→ EXCERPTED RECORDS
________________________________________
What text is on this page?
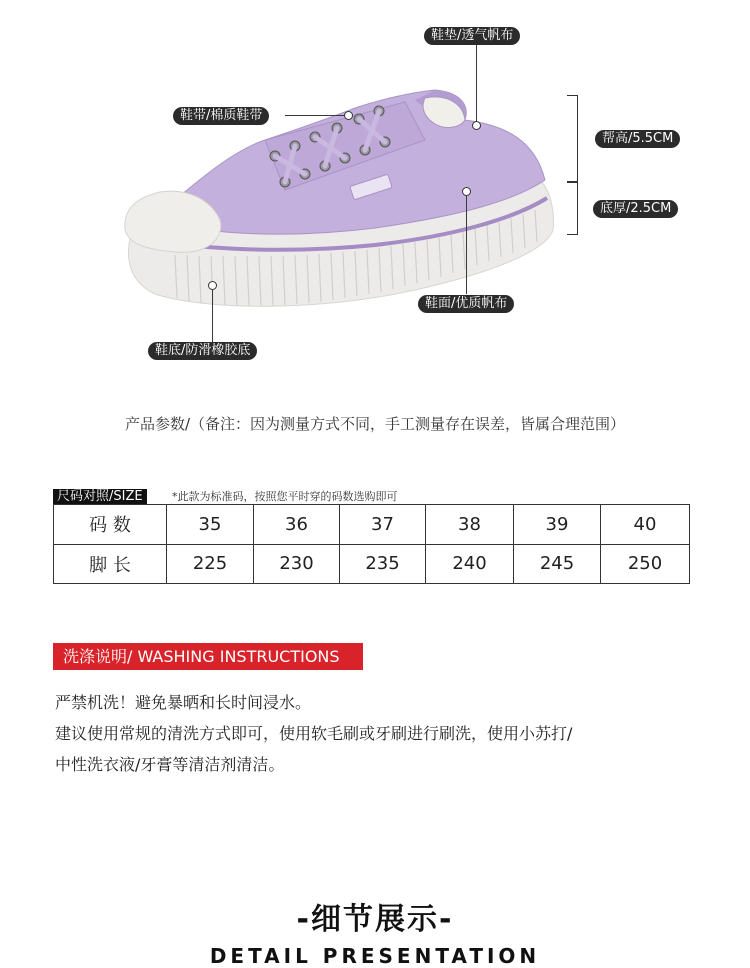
鞋垫/透气帆布
鞋带/棉质鞋带
帮高/5.5CM
底厚/2.5CM
鞋面/优质帆布
鞋底/防滑橡胶底
产品参数/（备注：因为测量方式不同，手工测量存在误差，皆属合理范围）
尺码对照/SIZE	*此款为标准码，按照您平时穿的码数选购即可
码 数	35	36	37	38	39	40
脚 长	225	230	235	240	245	250
洗涤说明/ WASHING INSTRUCTIONS
严禁机洗！避免暴晒和长时间浸水。
建议使用常规的清洗方式即可，使用软毛刷或牙刷进行刷洗，使用小苏打/
中性洗衣液/牙膏等清洁剂清洁。
-细节展示-
DETAIL PRESENTATION
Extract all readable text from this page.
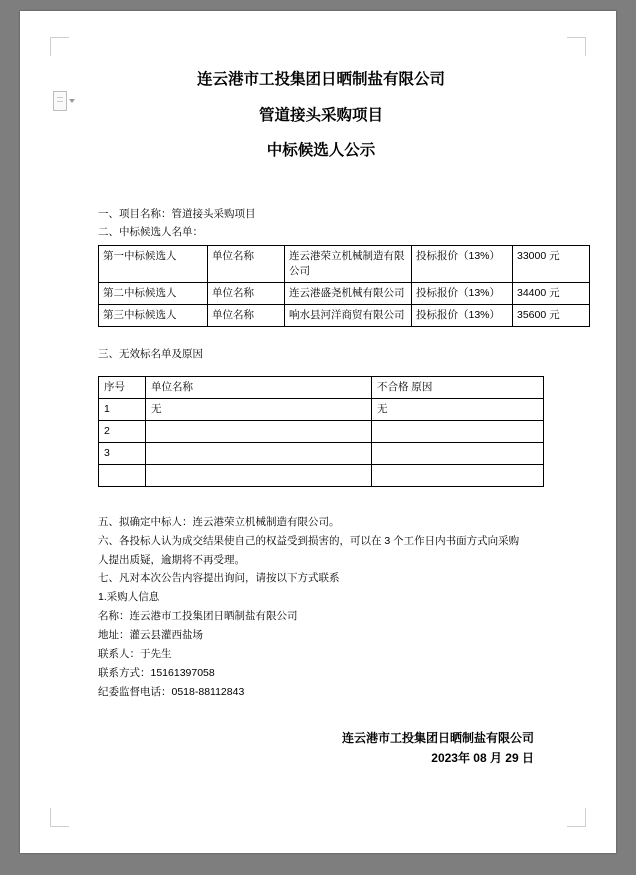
连云港市工投集团日晒制盐有限公司
管道接头采购项目
中标候选人公示
一、项目名称：管道接头采购项目
二、中标候选人名单：
第一中标候选人	单位名称	连云港荣立机械制造有限公司	投标报价（13%）	33000 元
第二中标候选人	单位名称	连云港盛尧机械有限公司	投标报价（13%）	34400 元
第三中标候选人	单位名称	响水县河洋商贸有限公司	投标报价（13%）	35600 元
三、无效标名单及原因
序号	单位名称	不合格 原因
1	无	无
2		
3		

五、拟确定中标人：连云港荣立机械制造有限公司。
六、各投标人认为成交结果使自己的权益受到损害的，可以在 3 个工作日内书面方式向采购
人提出质疑，逾期将不再受理。
七、凡对本次公告内容提出询问，请按以下方式联系
1.采购人信息
名称：连云港市工投集团日晒制盐有限公司
地址：灌云县灌西盐场
联系人：于先生
联系方式：15161397058
纪委监督电话：0518-88112843
连云港市工投集团日晒制盐有限公司
2023年 08 月 29 日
________________________________________
→ REQUEST
Using the listing above, locate the lines that hold "单位名称" and copy each one.

→ COMPLETED TASK
第一中标候选人	单位名称	连云港荣立机械制造有限公司	投标报价（13%）	33000 元
第二中标候选人	单位名称	连云港盛尧机械有限公司	投标报价（13%）	34400 元
第三中标候选人	单位名称	响水县河洋商贸有限公司	投标报价（13%）	35600 元
序号	单位名称	不合格 原因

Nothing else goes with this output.